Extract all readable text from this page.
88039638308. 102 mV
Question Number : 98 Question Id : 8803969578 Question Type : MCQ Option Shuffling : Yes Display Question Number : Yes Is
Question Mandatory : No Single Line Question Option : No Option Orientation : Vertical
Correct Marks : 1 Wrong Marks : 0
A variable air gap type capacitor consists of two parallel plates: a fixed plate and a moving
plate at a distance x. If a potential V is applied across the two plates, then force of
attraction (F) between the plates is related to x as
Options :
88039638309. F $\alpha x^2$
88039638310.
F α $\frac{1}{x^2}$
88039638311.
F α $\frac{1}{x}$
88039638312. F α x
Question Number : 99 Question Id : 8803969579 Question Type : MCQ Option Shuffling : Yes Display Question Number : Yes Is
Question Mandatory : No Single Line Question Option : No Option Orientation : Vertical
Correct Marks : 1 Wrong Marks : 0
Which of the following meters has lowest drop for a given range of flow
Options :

☆ ☆ ☆ ☆ ☆ ☆ ☆

- **Goal of the exercise**: Copy out each line above, character for character.

- **Task answer**:
Extract all readable text from this page.
88039638308. 102 mV
Question Number : 98 Question Id : 8803969578 Question Type : MCQ Option Shuffling : Yes Display Question Number : Yes Is
Question Mandatory : No Single Line Question Option : No Option Orientation : Vertical
Correct Marks : 1 Wrong Marks : 0
A variable air gap type capacitor consists of two parallel plates: a fixed plate and a moving
plate at a distance x. If a potential V is applied across the two plates, then force of
attraction (F) between the plates is related to x as
Options :
88039638309. F $\alpha x^2$
88039638310.
F α $\frac{1}{x^2}$
88039638311.
F α $\frac{1}{x}$
88039638312. F α x
Question Number : 99 Question Id : 8803969579 Question Type : MCQ Option Shuffling : Yes Display Question Number : Yes Is
Question Mandatory : No Single Line Question Option : No Option Orientation : Vertical
Correct Marks : 1 Wrong Marks : 0
Which of the following meters has lowest drop for a given range of flow
Options :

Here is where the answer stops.